Nothing annoyed our pundit so much as when he heard me call my bhistee, or water-man, "a Hindoo:" "Hindoo nay, maim sahib, whoo jungly-wallah hai" ("Not Hindoo-man, but a savage of the forest"). And, to tell the truth, one could not fail to notice between the Hindoo pundit and the coolie-bhistee as marked a difference as one sees between a high-bred American gentleman of the Anglo-Saxon race and the newly-emancipated American negro.

In crossing the Indus one comes upon the relics of ancient races in the dark-complexioned, diminutive, but powerfully athletic natives of Guzerat, many of whom are now the coolies or porters of Bombay. Again, scattered over the Vindhyan and Satpurah mountains and the banks of the Nerbudda and Tapti are other tribes of a very peculiar race called Bheels or Bhils, probably from the Sanskrit word "bhil," which signifies "separate" or "outcasts." The legends of these tribes, one and all, trace their origin to the union of the god MahadÈo with a beautiful woman met by him in a forest. From this union sprang a sort of giant distinguished by his ugliness and vice, who, after having perpetrated a series of horrible crimes, killed the sacred Brahmanic bull of the god, and was banished to the wilderness of Jodhpoor. The history of the Rajpoot princes of Jodhpoor and Odhpoor corroborates this account of the Bhil emigration. The Bhats,[30] or minstrels, of the Bhils still reside in Rajpootana, and make yearly visits to the countries of the various Bhil tribes to celebrate festal seasons with music and song. The celebrated NÁdir Singh, a Bhilahah (that is, one sprung from the marriage of a Rajpoot with a Bhil woman), was one of the most formidable freebooters of his time until the establishment of an English settlement at Mhau,[31] when he was compelled to discharge his foreign adherents and renounce plundering.[32]

The Bhils are short in stature, thick-set, almost black, with wiry hair and beard, but extraordinarily active and capable of enduring great fatigue, delighting in flesh of all kinds and intoxicating drinks, with which no Brahman will ever pollute his sacred lips. The chiefs of the Bhils are called Bhomiyahs, and are generally of the Bhilalah or mixed race. They exercise the most absolute power over their subjects; each chief is styled a "dhani," or lord, and the most atrocious crimes are often committed at his bidding. In order to limit this absolute power, however, there are certain religious officers called "tarwis," or heads of tribes, whose counsel must be attended to by the chiefs. The worship of the Bhils is paid to MahadÈo, the high god, and DÈvi his consort, the goddess of small-pox. A great number of infernal deities are also propitiated by yearly offerings and pilgrimages to their respective shrines.

************

Objective – Please retype everything in the passage on the Bhils and other tribes, from "Nothing annoyed our" down to "newly-emancipated American negro.". The lines that come next aren't needed for any of this.

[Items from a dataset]
************

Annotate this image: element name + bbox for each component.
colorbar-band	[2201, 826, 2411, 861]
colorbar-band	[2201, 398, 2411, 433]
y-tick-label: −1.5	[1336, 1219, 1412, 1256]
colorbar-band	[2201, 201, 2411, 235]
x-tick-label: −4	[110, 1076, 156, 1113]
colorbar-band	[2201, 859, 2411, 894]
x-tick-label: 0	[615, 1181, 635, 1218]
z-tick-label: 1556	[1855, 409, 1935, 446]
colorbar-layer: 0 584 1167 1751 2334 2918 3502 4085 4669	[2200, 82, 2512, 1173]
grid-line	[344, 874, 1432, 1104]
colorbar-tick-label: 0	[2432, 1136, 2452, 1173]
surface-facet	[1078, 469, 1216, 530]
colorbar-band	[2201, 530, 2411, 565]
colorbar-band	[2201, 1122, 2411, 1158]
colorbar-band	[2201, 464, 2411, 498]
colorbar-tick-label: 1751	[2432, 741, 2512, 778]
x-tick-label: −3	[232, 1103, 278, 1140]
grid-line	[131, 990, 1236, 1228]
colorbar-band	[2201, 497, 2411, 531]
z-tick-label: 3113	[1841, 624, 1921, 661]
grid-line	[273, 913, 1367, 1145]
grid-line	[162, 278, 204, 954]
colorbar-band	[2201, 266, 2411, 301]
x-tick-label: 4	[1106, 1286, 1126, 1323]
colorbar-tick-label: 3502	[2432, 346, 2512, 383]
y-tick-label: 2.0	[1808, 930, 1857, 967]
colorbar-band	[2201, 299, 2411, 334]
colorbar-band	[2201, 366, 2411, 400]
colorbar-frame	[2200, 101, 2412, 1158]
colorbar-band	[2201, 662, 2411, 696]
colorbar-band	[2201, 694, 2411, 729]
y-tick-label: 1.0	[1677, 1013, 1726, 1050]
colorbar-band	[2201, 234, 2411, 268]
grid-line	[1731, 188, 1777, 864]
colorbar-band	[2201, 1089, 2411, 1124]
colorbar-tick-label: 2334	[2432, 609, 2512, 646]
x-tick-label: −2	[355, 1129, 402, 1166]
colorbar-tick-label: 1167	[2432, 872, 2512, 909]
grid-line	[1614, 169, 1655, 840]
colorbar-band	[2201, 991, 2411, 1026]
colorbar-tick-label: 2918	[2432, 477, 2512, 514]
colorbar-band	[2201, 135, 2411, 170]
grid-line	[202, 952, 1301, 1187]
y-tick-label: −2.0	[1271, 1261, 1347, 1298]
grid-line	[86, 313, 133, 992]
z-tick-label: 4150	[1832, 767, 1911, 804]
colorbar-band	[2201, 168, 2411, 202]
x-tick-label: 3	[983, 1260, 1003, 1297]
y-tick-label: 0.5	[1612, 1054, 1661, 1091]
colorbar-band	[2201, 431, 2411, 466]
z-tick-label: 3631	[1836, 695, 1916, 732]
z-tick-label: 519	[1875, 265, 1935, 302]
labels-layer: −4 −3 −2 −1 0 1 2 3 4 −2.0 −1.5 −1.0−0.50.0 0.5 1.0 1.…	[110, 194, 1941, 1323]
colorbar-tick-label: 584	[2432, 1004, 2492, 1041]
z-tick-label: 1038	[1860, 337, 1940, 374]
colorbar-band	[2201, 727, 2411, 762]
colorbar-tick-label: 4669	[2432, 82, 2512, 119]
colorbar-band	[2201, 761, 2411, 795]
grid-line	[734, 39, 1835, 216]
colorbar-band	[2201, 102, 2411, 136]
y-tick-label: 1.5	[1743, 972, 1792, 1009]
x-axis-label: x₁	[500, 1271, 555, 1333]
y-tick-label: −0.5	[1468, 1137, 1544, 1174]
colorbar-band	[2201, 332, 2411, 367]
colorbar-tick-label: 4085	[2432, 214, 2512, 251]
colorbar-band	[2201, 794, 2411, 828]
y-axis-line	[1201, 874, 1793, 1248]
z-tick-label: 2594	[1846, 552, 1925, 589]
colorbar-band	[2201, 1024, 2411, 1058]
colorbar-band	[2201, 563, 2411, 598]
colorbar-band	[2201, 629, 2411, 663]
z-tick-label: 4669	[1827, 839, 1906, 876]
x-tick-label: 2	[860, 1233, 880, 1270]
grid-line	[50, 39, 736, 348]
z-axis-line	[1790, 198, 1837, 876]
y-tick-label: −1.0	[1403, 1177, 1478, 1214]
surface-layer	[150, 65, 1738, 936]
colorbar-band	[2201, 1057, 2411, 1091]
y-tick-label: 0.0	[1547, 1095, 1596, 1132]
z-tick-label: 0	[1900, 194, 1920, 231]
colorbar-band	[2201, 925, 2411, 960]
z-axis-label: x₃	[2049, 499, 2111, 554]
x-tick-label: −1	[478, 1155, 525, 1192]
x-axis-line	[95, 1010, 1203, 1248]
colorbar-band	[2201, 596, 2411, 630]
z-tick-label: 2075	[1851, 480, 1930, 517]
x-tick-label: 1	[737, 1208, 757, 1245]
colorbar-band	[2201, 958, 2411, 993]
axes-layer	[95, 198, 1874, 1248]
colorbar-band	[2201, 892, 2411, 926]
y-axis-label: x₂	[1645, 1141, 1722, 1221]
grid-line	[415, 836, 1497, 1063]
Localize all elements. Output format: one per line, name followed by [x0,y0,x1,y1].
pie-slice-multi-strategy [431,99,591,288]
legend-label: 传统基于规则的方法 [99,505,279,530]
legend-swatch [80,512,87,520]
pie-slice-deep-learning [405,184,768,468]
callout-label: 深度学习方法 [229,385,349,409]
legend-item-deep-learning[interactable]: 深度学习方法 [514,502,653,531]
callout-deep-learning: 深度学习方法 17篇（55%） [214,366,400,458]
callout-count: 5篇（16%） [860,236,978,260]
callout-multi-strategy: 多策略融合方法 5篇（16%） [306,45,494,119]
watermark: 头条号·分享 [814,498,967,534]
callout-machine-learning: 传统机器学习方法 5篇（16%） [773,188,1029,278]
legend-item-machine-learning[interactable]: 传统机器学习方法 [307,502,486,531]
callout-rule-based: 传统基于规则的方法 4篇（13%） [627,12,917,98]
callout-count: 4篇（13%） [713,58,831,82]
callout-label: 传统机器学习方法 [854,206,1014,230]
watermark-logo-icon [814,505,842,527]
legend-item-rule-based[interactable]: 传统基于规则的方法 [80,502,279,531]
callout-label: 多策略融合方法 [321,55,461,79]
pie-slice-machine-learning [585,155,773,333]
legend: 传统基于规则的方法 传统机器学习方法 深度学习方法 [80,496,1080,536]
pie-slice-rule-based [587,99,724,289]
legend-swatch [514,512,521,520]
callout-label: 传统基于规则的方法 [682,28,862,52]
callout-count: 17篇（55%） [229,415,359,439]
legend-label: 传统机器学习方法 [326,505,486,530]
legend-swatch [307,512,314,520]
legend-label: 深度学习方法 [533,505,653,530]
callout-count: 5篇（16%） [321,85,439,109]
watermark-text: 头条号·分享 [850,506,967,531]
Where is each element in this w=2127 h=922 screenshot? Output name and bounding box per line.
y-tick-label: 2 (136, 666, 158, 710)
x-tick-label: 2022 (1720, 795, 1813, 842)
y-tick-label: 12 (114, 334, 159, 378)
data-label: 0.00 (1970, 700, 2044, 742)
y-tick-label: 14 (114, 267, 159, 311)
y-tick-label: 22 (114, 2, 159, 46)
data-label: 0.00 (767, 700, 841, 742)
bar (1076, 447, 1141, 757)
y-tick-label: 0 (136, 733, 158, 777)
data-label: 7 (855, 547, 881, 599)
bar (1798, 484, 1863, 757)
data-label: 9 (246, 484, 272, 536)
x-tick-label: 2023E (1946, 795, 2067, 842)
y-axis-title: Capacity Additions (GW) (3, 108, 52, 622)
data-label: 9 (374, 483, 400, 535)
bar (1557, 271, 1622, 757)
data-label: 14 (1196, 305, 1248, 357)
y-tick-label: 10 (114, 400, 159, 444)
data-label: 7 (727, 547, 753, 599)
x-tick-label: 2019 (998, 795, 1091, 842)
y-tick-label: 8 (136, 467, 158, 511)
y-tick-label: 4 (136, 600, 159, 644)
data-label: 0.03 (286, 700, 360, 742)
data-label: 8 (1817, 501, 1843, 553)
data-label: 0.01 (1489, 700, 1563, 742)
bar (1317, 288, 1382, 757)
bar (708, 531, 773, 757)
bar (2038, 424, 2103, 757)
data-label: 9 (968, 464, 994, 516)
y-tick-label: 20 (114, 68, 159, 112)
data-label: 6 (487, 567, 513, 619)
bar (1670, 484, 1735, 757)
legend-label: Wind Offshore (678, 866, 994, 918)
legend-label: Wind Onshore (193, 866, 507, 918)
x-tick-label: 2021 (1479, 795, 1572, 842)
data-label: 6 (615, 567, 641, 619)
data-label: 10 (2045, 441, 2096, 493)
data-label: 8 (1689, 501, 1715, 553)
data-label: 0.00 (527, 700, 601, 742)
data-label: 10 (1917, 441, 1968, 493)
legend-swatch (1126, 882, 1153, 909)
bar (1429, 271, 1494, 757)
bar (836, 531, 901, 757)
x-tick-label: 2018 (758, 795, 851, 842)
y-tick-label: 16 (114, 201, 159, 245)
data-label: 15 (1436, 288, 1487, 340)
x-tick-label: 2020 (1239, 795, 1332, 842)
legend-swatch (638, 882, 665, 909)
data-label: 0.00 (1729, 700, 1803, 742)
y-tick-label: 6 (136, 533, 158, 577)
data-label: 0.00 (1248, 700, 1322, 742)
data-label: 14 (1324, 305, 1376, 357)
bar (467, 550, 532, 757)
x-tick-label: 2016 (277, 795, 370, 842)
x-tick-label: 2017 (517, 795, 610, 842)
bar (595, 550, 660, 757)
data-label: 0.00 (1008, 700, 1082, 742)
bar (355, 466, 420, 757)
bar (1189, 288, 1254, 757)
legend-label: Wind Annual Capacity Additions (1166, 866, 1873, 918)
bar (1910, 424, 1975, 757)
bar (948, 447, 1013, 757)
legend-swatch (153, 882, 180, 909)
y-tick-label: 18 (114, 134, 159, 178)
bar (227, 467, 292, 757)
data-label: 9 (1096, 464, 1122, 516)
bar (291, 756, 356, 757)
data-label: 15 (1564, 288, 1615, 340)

************

Task result –
Nothing annoyed our pundit so much as when he heard me call my bhistee, or water-man, "a Hindoo:" "Hindoo nay, maim sahib, whoo jungly-wallah hai" ("Not Hindoo-man, but a savage of the forest"). And, to tell the truth, one could not fail to notice between the Hindoo pundit and the coolie-bhistee as marked a difference as one sees between a high-bred American gentleman of the Anglo-Saxon race and the newly-emancipated American negro.